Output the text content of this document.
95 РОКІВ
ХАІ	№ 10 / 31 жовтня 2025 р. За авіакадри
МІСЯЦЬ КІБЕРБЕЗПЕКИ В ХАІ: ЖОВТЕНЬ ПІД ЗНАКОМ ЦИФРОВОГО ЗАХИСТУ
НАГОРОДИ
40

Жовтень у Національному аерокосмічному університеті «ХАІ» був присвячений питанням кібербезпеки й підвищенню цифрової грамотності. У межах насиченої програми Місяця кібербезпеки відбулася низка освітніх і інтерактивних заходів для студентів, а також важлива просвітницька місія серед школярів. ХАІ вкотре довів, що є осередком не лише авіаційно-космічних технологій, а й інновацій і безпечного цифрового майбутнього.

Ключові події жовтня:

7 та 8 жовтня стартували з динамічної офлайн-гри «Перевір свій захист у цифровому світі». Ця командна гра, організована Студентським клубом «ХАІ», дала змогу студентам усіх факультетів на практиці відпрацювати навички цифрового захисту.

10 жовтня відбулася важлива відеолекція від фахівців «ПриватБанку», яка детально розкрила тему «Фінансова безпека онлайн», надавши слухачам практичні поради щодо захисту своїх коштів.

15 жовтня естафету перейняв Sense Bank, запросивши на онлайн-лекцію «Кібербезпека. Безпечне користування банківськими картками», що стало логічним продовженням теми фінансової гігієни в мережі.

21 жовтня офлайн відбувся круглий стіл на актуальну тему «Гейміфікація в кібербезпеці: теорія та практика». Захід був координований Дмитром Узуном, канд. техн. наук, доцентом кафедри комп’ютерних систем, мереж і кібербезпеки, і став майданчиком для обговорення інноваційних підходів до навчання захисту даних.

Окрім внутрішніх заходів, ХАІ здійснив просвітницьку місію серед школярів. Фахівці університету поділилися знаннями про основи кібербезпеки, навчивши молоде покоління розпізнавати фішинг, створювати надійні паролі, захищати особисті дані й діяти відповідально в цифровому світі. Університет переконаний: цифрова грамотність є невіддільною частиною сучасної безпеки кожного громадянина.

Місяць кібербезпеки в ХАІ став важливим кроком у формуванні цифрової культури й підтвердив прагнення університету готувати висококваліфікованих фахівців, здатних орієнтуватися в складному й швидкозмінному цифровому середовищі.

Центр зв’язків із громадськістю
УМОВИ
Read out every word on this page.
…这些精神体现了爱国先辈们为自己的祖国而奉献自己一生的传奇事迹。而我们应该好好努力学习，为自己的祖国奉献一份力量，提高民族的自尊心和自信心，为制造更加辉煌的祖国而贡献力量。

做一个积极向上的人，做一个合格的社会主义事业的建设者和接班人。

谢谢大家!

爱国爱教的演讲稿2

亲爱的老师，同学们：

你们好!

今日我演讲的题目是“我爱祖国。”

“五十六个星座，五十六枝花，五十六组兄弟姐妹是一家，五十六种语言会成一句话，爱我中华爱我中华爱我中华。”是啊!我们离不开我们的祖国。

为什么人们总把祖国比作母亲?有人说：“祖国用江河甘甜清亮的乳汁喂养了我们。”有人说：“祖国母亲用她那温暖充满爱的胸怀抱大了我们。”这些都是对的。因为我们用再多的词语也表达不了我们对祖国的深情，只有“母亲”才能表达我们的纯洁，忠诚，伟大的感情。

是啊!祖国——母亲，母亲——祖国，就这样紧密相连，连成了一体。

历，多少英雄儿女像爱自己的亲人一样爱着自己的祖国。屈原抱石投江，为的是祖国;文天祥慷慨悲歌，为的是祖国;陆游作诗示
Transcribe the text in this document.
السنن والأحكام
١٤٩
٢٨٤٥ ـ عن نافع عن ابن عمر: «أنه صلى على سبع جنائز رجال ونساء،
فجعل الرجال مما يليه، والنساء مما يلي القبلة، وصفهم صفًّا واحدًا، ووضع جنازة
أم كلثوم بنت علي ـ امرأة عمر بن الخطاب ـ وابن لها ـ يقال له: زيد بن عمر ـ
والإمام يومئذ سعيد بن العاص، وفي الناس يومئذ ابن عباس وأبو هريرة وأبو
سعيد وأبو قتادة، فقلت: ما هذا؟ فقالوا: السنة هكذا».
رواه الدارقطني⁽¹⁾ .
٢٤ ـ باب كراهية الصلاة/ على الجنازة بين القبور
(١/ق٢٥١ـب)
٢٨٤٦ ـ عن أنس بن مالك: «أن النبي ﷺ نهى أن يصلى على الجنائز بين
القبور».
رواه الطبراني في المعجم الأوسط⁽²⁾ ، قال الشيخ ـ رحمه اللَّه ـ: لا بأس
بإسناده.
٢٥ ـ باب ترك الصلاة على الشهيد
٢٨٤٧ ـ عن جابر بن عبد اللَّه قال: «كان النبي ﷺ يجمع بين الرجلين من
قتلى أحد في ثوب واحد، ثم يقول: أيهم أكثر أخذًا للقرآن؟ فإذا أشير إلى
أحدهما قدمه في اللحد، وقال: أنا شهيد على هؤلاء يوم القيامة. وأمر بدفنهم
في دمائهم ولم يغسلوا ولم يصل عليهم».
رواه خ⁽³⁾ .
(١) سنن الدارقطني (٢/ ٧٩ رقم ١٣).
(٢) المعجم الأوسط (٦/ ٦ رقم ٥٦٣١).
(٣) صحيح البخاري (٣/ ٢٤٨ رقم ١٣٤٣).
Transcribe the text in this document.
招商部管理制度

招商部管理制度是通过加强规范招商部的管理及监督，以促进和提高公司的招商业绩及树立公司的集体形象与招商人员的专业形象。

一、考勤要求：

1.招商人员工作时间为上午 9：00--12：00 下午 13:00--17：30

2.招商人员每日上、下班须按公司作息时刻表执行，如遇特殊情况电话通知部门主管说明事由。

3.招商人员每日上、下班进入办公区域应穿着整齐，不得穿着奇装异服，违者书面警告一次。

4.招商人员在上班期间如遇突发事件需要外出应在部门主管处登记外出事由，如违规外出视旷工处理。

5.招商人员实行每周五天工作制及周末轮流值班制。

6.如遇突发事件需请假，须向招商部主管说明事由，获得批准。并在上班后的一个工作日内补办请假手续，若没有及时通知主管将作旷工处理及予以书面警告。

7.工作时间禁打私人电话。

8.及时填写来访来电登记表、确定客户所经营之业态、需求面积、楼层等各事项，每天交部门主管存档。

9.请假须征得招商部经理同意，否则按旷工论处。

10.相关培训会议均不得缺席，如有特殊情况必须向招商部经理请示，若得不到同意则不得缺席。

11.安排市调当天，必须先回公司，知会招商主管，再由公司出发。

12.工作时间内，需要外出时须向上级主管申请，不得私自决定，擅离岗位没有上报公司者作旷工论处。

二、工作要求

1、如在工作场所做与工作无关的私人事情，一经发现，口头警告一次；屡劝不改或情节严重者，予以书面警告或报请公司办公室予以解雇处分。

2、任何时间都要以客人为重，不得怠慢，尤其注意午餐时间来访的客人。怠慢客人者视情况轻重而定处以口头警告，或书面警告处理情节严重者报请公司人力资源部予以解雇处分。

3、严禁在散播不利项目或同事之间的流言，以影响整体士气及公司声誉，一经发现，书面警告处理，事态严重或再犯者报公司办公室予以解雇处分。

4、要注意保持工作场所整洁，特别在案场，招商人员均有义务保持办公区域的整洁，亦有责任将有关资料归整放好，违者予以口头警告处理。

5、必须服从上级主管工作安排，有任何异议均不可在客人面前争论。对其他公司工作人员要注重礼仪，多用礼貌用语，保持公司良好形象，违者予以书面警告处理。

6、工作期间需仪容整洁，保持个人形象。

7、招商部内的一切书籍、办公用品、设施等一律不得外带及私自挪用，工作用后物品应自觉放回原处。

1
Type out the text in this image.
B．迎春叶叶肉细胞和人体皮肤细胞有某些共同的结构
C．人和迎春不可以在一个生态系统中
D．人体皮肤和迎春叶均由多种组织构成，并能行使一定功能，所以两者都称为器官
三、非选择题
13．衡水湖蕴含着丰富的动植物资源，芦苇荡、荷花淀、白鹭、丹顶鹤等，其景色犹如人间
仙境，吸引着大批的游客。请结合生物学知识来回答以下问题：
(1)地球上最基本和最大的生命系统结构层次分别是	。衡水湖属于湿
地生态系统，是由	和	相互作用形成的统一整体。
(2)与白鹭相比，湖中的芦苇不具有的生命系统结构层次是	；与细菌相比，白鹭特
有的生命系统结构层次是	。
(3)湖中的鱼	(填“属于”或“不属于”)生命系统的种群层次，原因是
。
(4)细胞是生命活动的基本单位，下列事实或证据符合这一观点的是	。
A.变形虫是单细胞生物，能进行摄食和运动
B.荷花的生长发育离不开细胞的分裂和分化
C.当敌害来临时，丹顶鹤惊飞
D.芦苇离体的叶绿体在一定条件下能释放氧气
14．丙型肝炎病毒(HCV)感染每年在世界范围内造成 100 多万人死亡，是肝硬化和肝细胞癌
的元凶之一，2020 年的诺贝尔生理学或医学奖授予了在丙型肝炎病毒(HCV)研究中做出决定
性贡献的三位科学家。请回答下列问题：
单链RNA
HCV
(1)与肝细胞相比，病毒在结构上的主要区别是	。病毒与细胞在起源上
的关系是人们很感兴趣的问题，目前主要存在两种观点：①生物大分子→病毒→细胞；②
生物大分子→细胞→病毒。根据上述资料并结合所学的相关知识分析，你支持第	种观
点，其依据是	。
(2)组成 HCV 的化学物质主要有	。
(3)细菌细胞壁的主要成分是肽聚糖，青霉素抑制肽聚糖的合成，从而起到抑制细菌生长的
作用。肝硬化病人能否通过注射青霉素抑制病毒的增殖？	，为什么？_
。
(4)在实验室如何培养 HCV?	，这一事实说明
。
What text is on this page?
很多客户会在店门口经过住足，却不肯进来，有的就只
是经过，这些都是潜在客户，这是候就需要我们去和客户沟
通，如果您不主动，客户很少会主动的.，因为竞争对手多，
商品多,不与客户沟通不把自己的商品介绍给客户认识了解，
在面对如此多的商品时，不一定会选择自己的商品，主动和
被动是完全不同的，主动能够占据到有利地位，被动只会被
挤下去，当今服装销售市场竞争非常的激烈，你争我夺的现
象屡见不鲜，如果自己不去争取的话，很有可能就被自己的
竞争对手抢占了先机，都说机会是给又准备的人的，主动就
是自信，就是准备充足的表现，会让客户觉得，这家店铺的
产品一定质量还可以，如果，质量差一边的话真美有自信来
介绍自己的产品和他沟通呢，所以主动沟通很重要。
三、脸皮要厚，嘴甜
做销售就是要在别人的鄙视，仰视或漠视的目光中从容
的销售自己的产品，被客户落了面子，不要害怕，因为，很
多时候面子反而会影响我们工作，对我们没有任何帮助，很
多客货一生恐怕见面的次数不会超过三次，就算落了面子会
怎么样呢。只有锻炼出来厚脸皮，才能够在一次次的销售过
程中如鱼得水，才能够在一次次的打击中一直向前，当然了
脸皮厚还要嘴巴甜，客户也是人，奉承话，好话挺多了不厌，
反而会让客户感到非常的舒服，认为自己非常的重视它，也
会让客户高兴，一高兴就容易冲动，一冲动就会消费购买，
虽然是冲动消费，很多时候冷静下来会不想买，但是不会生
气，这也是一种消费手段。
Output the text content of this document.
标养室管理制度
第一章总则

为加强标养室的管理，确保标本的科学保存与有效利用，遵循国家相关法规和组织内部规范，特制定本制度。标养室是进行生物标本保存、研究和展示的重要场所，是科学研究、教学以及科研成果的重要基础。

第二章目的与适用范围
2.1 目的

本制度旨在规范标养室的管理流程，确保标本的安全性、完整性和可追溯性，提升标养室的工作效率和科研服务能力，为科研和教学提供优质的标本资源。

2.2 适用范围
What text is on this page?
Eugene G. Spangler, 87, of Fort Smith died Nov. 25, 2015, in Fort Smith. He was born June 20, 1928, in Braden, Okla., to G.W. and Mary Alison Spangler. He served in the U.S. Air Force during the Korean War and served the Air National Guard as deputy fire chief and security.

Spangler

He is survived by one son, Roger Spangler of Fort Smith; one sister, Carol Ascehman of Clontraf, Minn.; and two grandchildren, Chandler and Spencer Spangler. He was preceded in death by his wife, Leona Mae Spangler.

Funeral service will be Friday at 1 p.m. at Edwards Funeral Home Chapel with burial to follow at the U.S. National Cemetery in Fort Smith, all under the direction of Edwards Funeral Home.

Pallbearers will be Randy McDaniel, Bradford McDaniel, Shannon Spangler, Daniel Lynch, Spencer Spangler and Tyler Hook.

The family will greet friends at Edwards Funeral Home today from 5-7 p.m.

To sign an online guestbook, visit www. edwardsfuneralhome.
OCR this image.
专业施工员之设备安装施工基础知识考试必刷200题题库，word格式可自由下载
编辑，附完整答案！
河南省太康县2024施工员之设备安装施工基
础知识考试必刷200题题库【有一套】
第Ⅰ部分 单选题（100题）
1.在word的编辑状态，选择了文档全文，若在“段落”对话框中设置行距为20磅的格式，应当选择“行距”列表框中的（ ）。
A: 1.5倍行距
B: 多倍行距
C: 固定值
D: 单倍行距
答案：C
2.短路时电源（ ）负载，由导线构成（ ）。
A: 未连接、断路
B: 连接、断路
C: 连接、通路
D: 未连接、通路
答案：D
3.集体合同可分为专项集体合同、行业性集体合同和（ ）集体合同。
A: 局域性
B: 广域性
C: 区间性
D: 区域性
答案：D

- DIRECTIVE:
Using the listing above, return all lines where the word "المعجم" occurs.

- OUTPUT FOR THIS EXERCISE:
رواه الطبراني في المعجم الأوسط⁽²⁾ ، قال الشيخ ـ رحمه اللَّه ـ: لا بأس
(٢) المعجم الأوسط (٦/ ٦ رقم ٥٦٣١).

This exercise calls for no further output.